- [Data extract]:
— Start —
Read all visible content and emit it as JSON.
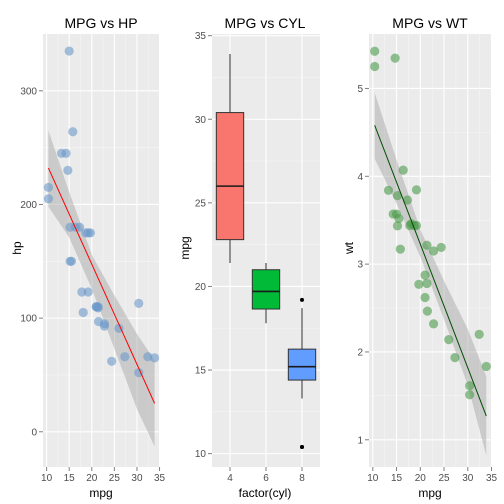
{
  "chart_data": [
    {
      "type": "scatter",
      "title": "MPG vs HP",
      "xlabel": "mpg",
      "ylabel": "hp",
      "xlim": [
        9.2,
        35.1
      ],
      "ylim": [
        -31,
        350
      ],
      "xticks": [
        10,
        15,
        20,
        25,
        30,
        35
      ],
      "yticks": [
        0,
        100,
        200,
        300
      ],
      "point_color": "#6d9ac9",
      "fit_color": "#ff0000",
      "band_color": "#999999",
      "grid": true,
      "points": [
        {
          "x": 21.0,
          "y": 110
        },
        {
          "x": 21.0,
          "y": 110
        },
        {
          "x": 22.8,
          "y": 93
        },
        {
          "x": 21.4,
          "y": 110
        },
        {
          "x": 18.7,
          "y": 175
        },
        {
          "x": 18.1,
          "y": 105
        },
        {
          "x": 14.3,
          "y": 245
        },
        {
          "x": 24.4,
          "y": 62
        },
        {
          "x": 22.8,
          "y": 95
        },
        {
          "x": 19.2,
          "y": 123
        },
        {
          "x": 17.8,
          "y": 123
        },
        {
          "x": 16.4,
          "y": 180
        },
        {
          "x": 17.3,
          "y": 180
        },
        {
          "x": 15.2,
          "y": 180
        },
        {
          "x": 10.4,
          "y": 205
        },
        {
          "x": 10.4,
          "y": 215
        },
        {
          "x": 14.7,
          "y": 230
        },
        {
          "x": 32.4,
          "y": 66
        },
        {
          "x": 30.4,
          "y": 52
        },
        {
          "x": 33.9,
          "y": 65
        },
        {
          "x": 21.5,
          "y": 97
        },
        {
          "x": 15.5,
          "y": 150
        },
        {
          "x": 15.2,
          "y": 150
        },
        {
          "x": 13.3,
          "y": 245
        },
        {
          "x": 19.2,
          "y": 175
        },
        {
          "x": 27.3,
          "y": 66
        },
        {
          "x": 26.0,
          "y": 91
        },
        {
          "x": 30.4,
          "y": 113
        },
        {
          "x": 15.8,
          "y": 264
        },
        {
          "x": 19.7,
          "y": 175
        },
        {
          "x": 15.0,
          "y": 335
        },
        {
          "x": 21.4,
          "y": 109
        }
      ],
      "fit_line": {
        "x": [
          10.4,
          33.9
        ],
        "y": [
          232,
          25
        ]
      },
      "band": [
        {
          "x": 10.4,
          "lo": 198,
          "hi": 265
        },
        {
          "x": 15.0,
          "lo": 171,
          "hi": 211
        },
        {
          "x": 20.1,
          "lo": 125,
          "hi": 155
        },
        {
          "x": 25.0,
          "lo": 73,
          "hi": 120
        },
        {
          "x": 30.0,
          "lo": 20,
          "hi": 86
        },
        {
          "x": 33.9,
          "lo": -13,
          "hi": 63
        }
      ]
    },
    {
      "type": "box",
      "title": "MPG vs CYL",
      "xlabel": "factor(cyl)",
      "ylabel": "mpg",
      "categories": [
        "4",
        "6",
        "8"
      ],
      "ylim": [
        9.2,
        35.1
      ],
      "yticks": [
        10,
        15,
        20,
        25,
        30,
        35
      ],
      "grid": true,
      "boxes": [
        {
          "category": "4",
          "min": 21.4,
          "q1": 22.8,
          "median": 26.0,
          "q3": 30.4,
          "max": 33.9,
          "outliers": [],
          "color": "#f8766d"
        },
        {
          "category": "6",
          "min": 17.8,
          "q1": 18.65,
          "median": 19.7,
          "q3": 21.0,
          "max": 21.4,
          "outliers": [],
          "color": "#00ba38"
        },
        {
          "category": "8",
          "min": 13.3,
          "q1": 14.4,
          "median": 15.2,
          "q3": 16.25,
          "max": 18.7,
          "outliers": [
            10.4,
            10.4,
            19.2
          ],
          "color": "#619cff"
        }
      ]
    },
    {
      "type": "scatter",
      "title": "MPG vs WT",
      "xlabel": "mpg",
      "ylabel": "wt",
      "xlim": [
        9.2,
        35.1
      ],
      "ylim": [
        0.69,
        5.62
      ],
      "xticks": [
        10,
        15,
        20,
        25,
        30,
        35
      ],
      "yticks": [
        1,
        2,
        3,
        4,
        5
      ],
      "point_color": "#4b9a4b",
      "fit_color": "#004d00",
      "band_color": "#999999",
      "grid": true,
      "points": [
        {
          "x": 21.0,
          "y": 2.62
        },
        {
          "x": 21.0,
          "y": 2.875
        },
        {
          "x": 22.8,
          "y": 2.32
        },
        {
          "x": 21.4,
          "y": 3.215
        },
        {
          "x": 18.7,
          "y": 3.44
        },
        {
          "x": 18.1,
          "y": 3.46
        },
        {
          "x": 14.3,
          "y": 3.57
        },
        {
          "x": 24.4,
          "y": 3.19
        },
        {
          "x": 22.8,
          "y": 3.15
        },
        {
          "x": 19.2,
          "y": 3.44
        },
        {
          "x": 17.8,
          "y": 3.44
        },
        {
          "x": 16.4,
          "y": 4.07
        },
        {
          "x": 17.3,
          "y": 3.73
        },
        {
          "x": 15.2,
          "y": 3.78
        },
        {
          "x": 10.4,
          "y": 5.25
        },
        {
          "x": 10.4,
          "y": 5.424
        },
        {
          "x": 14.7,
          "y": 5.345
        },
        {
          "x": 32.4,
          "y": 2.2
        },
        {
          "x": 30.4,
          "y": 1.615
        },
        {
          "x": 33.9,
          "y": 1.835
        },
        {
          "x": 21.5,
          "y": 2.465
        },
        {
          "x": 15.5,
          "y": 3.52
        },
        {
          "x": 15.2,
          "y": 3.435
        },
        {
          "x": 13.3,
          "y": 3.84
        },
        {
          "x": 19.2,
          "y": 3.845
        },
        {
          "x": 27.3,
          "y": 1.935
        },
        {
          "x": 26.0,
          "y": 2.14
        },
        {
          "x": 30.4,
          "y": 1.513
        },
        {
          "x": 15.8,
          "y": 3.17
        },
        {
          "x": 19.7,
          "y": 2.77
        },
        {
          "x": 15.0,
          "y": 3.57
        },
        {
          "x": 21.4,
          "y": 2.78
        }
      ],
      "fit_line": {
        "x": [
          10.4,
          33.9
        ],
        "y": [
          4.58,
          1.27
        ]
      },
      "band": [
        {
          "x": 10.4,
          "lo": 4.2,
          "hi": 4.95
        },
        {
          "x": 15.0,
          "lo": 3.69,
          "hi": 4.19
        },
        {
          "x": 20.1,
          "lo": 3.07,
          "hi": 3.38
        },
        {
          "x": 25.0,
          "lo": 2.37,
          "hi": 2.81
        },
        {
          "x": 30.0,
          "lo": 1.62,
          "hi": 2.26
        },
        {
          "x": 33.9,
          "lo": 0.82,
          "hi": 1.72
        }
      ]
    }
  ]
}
— End —
- [Your goal]: Make a verbatim copy of all the entries and strip out the pictures.

- [Reply to the task]:
Read all visible content and emit it as JSON.
{
  "chart_data": [
    {
      "type": "scatter",
      "title": "MPG vs HP",
      "xlabel": "mpg",
      "ylabel": "hp",
      "xlim": [
        9.2,
        35.1
      ],
      "ylim": [
        -31,
        350
      ],
      "xticks": [
        10,
        15,
        20,
        25,
        30,
        35
      ],
      "yticks": [
        0,
        100,
        200,
        300
      ],
      "point_color": "#6d9ac9",
      "fit_color": "#ff0000",
      "band_color": "#999999",
      "grid": true,
      "points": [
        {
          "x": 21.0,
          "y": 110
        },
        {
          "x": 21.0,
          "y": 110
        },
        {
          "x": 22.8,
          "y": 93
        },
        {
          "x": 21.4,
          "y": 110
        },
        {
          "x": 18.7,
          "y": 175
        },
        {
          "x": 18.1,
          "y": 105
        },
        {
          "x": 14.3,
          "y": 245
        },
        {
          "x": 24.4,
          "y": 62
        },
        {
          "x": 22.8,
          "y": 95
        },
        {
          "x": 19.2,
          "y": 123
        },
        {
          "x": 17.8,
          "y": 123
        },
        {
          "x": 16.4,
          "y": 180
        },
        {
          "x": 17.3,
          "y": 180
        },
        {
          "x": 15.2,
          "y": 180
        },
        {
          "x": 10.4,
          "y": 205
        },
        {
          "x": 10.4,
          "y": 215
        },
        {
          "x": 14.7,
          "y": 230
        },
        {
          "x": 32.4,
          "y": 66
        },
        {
          "x": 30.4,
          "y": 52
        },
        {
          "x": 33.9,
          "y": 65
        },
        {
          "x": 21.5,
          "y": 97
        },
        {
          "x": 15.5,
          "y": 150
        },
        {
          "x": 15.2,
          "y": 150
        },
        {
          "x": 13.3,
          "y": 245
        },
        {
          "x": 19.2,
          "y": 175
        },
        {
          "x": 27.3,
          "y": 66
        },
        {
          "x": 26.0,
          "y": 91
        },
        {
          "x": 30.4,
          "y": 113
        },
        {
          "x": 15.8,
          "y": 264
        },
        {
          "x": 19.7,
          "y": 175
        },
        {
          "x": 15.0,
          "y": 335
        },
        {
          "x": 21.4,
          "y": 109
        }
      ],
      "fit_line": {
        "x": [
          10.4,
          33.9
        ],
        "y": [
          232,
          25
        ]
      },
      "band": [
        {
          "x": 10.4,
          "lo": 198,
          "hi": 265
        },
        {
          "x": 15.0,
          "lo": 171,
          "hi": 211
        },
        {
          "x": 20.1,
          "lo": 125,
          "hi": 155
        },
        {
          "x": 25.0,
          "lo": 73,
          "hi": 120
        },
        {
          "x": 30.0,
          "lo": 20,
          "hi": 86
        },
        {
          "x": 33.9,
          "lo": -13,
          "hi": 63
        }
      ]
    },
    {
      "type": "box",
      "title": "MPG vs CYL",
      "xlabel": "factor(cyl)",
      "ylabel": "mpg",
      "categories": [
        "4",
        "6",
        "8"
      ],
      "ylim": [
        9.2,
        35.1
      ],
      "yticks": [
        10,
        15,
        20,
        25,
        30,
        35
      ],
      "grid": true,
      "boxes": [
        {
          "category": "4",
          "min": 21.4,
          "q1": 22.8,
          "median": 26.0,
          "q3": 30.4,
          "max": 33.9,
          "outliers": [],
          "color": "#f8766d"
        },
        {
          "category": "6",
          "min": 17.8,
          "q1": 18.65,
          "median": 19.7,
          "q3": 21.0,
          "max": 21.4,
          "outliers": [],
          "color": "#00ba38"
        },
        {
          "category": "8",
          "min": 13.3,
          "q1": 14.4,
          "median": 15.2,
          "q3": 16.25,
          "max": 18.7,
          "outliers": [
            10.4,
            10.4,
            19.2
          ],
          "color": "#619cff"
        }
      ]
    },
    {
      "type": "scatter",
      "title": "MPG vs WT",
      "xlabel": "mpg",
      "ylabel": "wt",
      "xlim": [
        9.2,
        35.1
      ],
      "ylim": [
        0.69,
        5.62
      ],
      "xticks": [
        10,
        15,
        20,
        25,
        30,
        35
      ],
      "yticks": [
        1,
        2,
        3,
        4,
        5
      ],
      "point_color": "#4b9a4b",
      "fit_color": "#004d00",
      "band_color": "#999999",
      "grid": true,
      "points": [
        {
          "x": 21.0,
          "y": 2.62
        },
        {
          "x": 21.0,
          "y": 2.875
        },
        {
          "x": 22.8,
          "y": 2.32
        },
        {
          "x": 21.4,
          "y": 3.215
        },
        {
          "x": 18.7,
          "y": 3.44
        },
        {
          "x": 18.1,
          "y": 3.46
        },
        {
          "x": 14.3,
          "y": 3.57
        },
        {
          "x": 24.4,
          "y": 3.19
        },
        {
          "x": 22.8,
          "y": 3.15
        },
        {
          "x": 19.2,
          "y": 3.44
        },
        {
          "x": 17.8,
          "y": 3.44
        },
        {
          "x": 16.4,
          "y": 4.07
        },
        {
          "x": 17.3,
          "y": 3.73
        },
        {
          "x": 15.2,
          "y": 3.78
        },
        {
          "x": 10.4,
          "y": 5.25
        },
        {
          "x": 10.4,
          "y": 5.424
        },
        {
          "x": 14.7,
          "y": 5.345
        },
        {
          "x": 32.4,
          "y": 2.2
        },
        {
          "x": 30.4,
          "y": 1.615
        },
        {
          "x": 33.9,
          "y": 1.835
        },
        {
          "x": 21.5,
          "y": 2.465
        },
        {
          "x": 15.5,
          "y": 3.52
        },
        {
          "x": 15.2,
          "y": 3.435
        },
        {
          "x": 13.3,
          "y": 3.84
        },
        {
          "x": 19.2,
          "y": 3.845
        },
        {
          "x": 27.3,
          "y": 1.935
        },
        {
          "x": 26.0,
          "y": 2.14
        },
        {
          "x": 30.4,
          "y": 1.513
        },
        {
          "x": 15.8,
          "y": 3.17
        },
        {
          "x": 19.7,
          "y": 2.77
        },
        {
          "x": 15.0,
          "y": 3.57
        },
        {
          "x": 21.4,
          "y": 2.78
        }
      ],
      "fit_line": {
        "x": [
          10.4,
          33.9
        ],
        "y": [
          4.58,
          1.27
        ]
      },
      "band": [
        {
          "x": 10.4,
          "lo": 4.2,
          "hi": 4.95
        },
        {
          "x": 15.0,
          "lo": 3.69,
          "hi": 4.19
        },
        {
          "x": 20.1,
          "lo": 3.07,
          "hi": 3.38
        },
        {
          "x": 25.0,
          "lo": 2.37,
          "hi": 2.81
        },
        {
          "x": 30.0,
          "lo": 1.62,
          "hi": 2.26
        },
        {
          "x": 33.9,
          "lo": 0.82,
          "hi": 1.72
        }
      ]
    }
  ]
}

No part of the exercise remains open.